> SUPPLIED RECORDS
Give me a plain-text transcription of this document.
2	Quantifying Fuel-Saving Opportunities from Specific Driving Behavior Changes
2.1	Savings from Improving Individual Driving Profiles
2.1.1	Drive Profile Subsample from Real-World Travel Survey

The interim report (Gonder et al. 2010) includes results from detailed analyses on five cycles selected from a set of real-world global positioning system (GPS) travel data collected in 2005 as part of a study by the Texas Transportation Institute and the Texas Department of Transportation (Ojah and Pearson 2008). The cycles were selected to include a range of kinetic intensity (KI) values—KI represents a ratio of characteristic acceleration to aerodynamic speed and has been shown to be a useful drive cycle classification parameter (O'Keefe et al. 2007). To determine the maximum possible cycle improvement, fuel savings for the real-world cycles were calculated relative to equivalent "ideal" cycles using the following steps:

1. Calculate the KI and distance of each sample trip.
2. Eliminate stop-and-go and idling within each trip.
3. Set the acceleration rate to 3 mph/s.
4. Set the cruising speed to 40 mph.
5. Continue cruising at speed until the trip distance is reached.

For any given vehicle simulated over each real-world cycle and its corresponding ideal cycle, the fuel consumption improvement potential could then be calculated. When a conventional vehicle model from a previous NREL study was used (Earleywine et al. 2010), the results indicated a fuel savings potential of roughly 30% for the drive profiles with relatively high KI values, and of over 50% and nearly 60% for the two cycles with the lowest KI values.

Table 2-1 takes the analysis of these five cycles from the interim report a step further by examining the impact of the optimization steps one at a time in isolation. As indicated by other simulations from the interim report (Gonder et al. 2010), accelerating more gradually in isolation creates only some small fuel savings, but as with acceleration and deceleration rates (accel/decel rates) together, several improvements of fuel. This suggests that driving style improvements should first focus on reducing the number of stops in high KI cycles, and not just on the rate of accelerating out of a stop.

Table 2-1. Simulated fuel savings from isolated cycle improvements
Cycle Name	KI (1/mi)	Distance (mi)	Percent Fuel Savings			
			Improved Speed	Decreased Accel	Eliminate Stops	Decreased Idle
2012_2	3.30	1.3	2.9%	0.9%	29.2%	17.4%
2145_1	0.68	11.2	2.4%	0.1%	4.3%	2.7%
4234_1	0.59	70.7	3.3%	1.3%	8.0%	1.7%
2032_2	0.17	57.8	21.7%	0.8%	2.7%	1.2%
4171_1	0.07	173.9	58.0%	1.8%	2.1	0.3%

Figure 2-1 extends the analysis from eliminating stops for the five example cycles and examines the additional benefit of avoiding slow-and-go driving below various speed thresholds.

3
---
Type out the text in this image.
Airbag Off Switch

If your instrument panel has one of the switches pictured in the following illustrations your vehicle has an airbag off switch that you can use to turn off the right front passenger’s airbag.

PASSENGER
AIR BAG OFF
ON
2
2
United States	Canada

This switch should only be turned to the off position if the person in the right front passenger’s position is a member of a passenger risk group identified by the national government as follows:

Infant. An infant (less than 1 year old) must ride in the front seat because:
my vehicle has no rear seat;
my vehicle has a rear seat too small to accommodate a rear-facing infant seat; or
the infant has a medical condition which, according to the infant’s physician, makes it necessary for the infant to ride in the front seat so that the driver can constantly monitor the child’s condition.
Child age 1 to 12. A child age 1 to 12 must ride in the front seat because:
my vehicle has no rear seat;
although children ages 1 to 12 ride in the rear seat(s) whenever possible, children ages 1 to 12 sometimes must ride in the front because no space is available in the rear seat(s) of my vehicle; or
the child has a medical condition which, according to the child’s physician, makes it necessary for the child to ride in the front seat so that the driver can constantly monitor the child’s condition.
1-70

> DIRECTION
Return solely the number of lines in the data that include the word "improvements".

> CORRECT RESULT
2